Assignment =
An image-free, word-for-word version of the records below is to be returned.

Document understanding data
=-=-=-=-=

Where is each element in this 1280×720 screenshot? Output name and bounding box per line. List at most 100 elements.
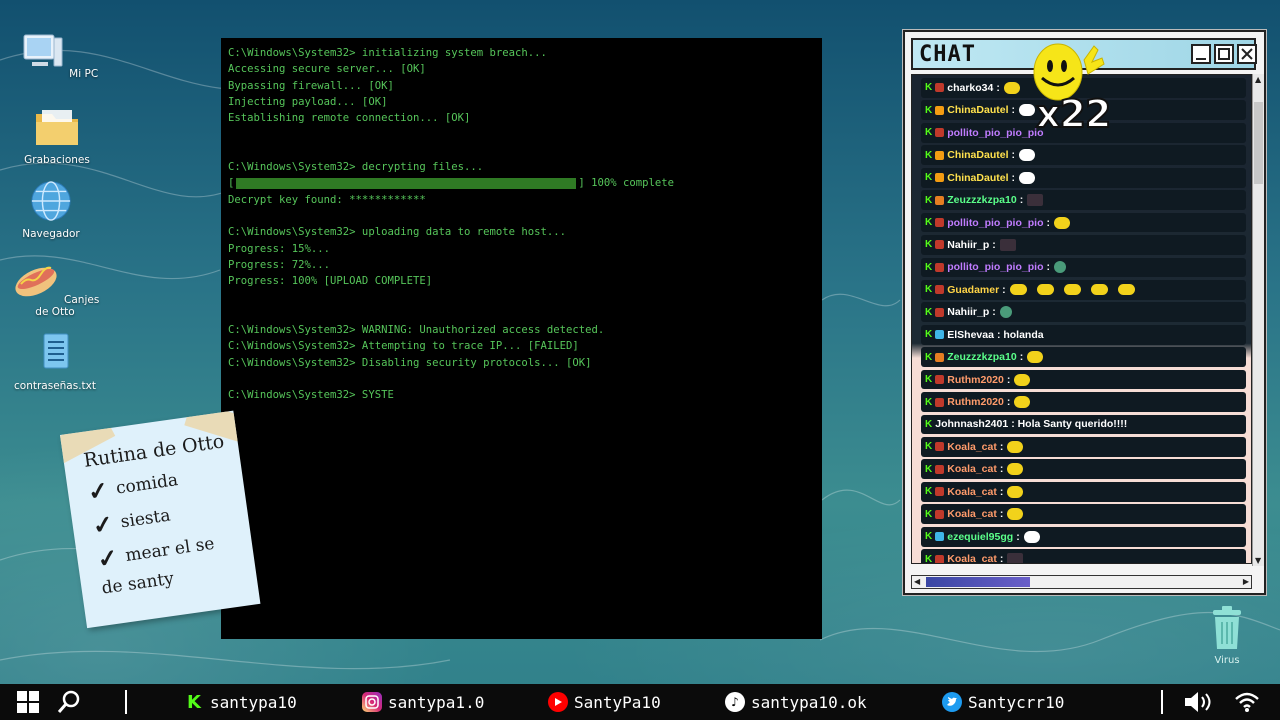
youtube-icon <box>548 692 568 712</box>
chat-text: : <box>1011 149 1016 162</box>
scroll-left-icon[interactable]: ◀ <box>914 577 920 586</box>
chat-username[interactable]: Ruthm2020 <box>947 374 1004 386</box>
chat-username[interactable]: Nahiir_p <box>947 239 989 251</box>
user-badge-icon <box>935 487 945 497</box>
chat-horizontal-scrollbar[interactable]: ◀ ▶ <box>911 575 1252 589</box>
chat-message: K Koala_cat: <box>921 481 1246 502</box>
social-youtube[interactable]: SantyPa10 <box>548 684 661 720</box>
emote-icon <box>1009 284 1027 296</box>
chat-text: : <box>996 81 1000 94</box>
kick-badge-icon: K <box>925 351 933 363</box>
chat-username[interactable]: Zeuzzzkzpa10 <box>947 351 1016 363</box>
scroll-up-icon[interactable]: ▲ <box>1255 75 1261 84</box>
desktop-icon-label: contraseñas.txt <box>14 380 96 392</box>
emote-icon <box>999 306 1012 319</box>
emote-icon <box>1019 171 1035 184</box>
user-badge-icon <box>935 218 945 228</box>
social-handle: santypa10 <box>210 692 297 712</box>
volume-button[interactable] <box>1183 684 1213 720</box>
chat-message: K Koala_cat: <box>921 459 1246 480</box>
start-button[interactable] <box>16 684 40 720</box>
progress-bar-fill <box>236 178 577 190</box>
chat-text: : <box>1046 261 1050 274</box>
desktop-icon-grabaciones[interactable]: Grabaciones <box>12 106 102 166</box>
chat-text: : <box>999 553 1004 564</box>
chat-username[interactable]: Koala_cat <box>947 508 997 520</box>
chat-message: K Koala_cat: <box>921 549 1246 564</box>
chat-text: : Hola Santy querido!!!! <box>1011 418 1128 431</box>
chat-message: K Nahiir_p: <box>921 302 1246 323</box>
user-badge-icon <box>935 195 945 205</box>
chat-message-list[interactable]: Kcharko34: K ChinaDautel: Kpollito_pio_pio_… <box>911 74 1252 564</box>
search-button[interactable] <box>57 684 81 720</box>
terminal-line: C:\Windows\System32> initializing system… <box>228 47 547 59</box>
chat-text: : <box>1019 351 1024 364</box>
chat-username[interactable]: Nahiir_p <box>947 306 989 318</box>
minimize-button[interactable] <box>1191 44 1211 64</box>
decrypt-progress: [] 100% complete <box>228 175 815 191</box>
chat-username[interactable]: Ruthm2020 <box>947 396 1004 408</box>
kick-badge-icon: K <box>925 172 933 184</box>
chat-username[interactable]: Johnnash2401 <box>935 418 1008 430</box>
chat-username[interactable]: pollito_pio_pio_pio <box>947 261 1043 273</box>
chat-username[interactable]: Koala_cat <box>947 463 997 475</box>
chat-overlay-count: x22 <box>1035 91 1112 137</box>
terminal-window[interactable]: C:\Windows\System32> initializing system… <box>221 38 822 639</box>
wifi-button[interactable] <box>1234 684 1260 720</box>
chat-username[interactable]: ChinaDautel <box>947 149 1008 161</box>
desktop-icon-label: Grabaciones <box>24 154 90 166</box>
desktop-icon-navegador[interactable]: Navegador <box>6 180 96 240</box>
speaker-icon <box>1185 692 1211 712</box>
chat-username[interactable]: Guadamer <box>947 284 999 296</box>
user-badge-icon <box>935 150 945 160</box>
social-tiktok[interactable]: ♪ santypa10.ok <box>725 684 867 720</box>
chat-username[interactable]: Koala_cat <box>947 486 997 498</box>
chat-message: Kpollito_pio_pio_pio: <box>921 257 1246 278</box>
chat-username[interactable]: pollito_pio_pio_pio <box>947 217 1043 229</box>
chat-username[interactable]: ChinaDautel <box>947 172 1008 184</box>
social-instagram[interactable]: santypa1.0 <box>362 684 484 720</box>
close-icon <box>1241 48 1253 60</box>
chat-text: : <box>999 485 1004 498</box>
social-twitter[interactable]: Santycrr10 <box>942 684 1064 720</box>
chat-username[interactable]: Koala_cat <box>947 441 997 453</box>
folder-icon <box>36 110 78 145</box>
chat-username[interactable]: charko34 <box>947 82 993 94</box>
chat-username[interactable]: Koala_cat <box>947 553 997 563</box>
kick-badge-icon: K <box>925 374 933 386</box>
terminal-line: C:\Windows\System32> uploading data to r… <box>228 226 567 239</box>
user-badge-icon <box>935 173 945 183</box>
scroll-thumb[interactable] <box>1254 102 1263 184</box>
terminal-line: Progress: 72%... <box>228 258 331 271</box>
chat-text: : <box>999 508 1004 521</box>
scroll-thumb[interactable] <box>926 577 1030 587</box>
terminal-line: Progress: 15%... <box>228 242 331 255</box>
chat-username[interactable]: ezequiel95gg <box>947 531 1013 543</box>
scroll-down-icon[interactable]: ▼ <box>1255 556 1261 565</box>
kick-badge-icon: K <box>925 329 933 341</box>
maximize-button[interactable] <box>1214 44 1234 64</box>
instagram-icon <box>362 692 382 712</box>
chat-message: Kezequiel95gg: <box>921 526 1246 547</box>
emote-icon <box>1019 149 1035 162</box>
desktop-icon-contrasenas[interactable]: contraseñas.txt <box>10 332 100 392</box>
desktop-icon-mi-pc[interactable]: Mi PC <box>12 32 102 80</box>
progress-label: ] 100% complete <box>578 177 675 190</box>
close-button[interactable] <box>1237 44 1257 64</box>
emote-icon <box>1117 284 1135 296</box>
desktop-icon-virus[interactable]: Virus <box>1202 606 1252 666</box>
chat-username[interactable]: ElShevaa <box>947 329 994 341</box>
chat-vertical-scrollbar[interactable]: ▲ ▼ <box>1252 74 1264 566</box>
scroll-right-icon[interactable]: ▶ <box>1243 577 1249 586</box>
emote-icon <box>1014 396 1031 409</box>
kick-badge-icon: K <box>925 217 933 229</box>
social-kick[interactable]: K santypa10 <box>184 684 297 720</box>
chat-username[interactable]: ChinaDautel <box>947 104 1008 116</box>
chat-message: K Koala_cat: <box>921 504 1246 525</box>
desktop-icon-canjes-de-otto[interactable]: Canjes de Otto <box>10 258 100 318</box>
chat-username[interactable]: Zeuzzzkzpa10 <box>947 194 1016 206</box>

=-=-=-=-=

Written solution =
Where is each element in this 1280×720 screenshot? Output name and bounding box per line. List at most 100 elements.
youtube-icon <box>548 692 568 712</box>
chat-text: : <box>1011 149 1016 162</box>
scroll-left-icon[interactable]: ◀ <box>914 577 920 586</box>
chat-username[interactable]: Ruthm2020 <box>947 374 1004 386</box>
chat-username[interactable]: Nahiir_p <box>947 239 989 251</box>
user-badge-icon <box>935 487 945 497</box>
chat-horizontal-scrollbar[interactable]: ◀ ▶ <box>911 575 1252 589</box>
chat-message: K Koala_cat: <box>921 481 1246 502</box>
social-youtube[interactable]: SantyPa10 <box>548 684 661 720</box>
emote-icon <box>1009 284 1027 296</box>
chat-text: : <box>996 81 1000 94</box>
kick-badge-icon: K <box>925 351 933 363</box>
chat-username[interactable]: Zeuzzzkzpa10 <box>947 351 1016 363</box>
scroll-up-icon[interactable]: ▲ <box>1255 75 1261 84</box>
desktop-icon-label: contraseñas.txt <box>14 380 96 392</box>
emote-icon <box>999 306 1012 319</box>
emote-icon <box>1019 171 1035 184</box>
user-badge-icon <box>935 218 945 228</box>
social-handle: santypa10 <box>210 692 297 712</box>
volume-button[interactable] <box>1183 684 1213 720</box>
chat-message: K Koala_cat: <box>921 459 1246 480</box>
start-button[interactable] <box>16 684 40 720</box>
progress-bar-fill <box>236 178 577 190</box>
chat-text: : <box>1046 261 1050 274</box>
desktop-icon-grabaciones[interactable]: Grabaciones <box>12 106 102 166</box>
chat-text: : <box>999 553 1004 564</box>
chat-username[interactable]: Koala_cat <box>947 508 997 520</box>
chat-message: K Koala_cat: <box>921 549 1246 564</box>
chat-text: : Hola Santy querido!!!! <box>1011 418 1128 431</box>
chat-message: K Nahiir_p: <box>921 302 1246 323</box>
user-badge-icon <box>935 195 945 205</box>
chat-message-list[interactable]: Kcharko34: K ChinaDautel: Kpollito_pio_pio_… <box>911 74 1252 564</box>
search-button[interactable] <box>57 684 81 720</box>
terminal-line: C:\Windows\System32> initializing system… <box>228 47 547 59</box>
chat-text: : <box>1019 351 1024 364</box>
chat-username[interactable]: Nahiir_p <box>947 306 989 318</box>
minimize-button[interactable] <box>1191 44 1211 64</box>
decrypt-progress: [] 100% complete <box>228 175 815 191</box>
chat-username[interactable]: Ruthm2020 <box>947 396 1004 408</box>
kick-badge-icon: K <box>925 172 933 184</box>
chat-username[interactable]: Johnnash2401 <box>935 418 1008 430</box>
chat-username[interactable]: pollito_pio_pio_pio <box>947 261 1043 273</box>
chat-username[interactable]: Koala_cat <box>947 463 997 475</box>
chat-overlay-count: x22 <box>1035 91 1112 137</box>
terminal-window[interactable]: C:\Windows\System32> initializing system… <box>221 38 822 639</box>
wifi-button[interactable] <box>1234 684 1260 720</box>
chat-username[interactable]: ChinaDautel <box>947 149 1008 161</box>
desktop-icon-label: Grabaciones <box>24 154 90 166</box>
desktop-icon-navegador[interactable]: Navegador <box>6 180 96 240</box>
speaker-icon <box>1185 692 1211 712</box>
chat-username[interactable]: Guadamer <box>947 284 999 296</box>
user-badge-icon <box>935 150 945 160</box>
social-tiktok[interactable]: ♪ santypa10.ok <box>725 684 867 720</box>
chat-username[interactable]: Koala_cat <box>947 486 997 498</box>
chat-message: Kpollito_pio_pio_pio: <box>921 257 1246 278</box>
chat-username[interactable]: pollito_pio_pio_pio <box>947 217 1043 229</box>
chat-username[interactable]: ChinaDautel <box>947 172 1008 184</box>
social-instagram[interactable]: santypa1.0 <box>362 684 484 720</box>
close-icon <box>1241 48 1253 60</box>
chat-text: : <box>999 485 1004 498</box>
social-twitter[interactable]: Santycrr10 <box>942 684 1064 720</box>
chat-username[interactable]: Koala_cat <box>947 441 997 453</box>
folder-icon <box>36 110 78 145</box>
chat-username[interactable]: charko34 <box>947 82 993 94</box>
chat-username[interactable]: Koala_cat <box>947 553 997 563</box>
kick-badge-icon: K <box>925 374 933 386</box>
terminal-line: C:\Windows\System32> uploading data to r… <box>228 226 567 239</box>
user-badge-icon <box>935 173 945 183</box>
scroll-thumb[interactable] <box>1254 102 1263 184</box>
terminal-line: Progress: 72%... <box>228 258 331 271</box>
chat-text: : <box>999 508 1004 521</box>
scroll-thumb[interactable] <box>926 577 1030 587</box>
terminal-line: Progress: 15%... <box>228 242 331 255</box>
chat-username[interactable]: ezequiel95gg <box>947 531 1013 543</box>
scroll-down-icon[interactable]: ▼ <box>1255 556 1261 565</box>
kick-badge-icon: K <box>925 329 933 341</box>
maximize-button[interactable] <box>1214 44 1234 64</box>
instagram-icon <box>362 692 382 712</box>
chat-message: Kezequiel95gg: <box>921 526 1246 547</box>
emote-icon <box>1019 149 1035 162</box>
desktop-icon-contrasenas[interactable]: contraseñas.txt <box>10 332 100 392</box>
desktop-icon-mi-pc[interactable]: Mi PC <box>12 32 102 80</box>
progress-label: ] 100% complete <box>578 177 675 190</box>
close-button[interactable] <box>1237 44 1257 64</box>
emote-icon <box>1117 284 1135 296</box>
desktop-icon-virus[interactable]: Virus <box>1202 606 1252 666</box>
chat-username[interactable]: ElShevaa <box>947 329 994 341</box>
chat-vertical-scrollbar[interactable]: ▲ ▼ <box>1252 74 1264 566</box>
scroll-right-icon[interactable]: ▶ <box>1243 577 1249 586</box>
emote-icon <box>1014 396 1031 409</box>
kick-badge-icon: K <box>925 217 933 229</box>
social-kick[interactable]: K santypa10 <box>184 684 297 720</box>
chat-username[interactable]: ChinaDautel <box>947 104 1008 116</box>
chat-message: K Koala_cat: <box>921 504 1246 525</box>
desktop-icon-canjes-de-otto[interactable]: Canjes de Otto <box>10 258 100 318</box>
chat-username[interactable]: Zeuzzzkzpa10 <box>947 194 1016 206</box>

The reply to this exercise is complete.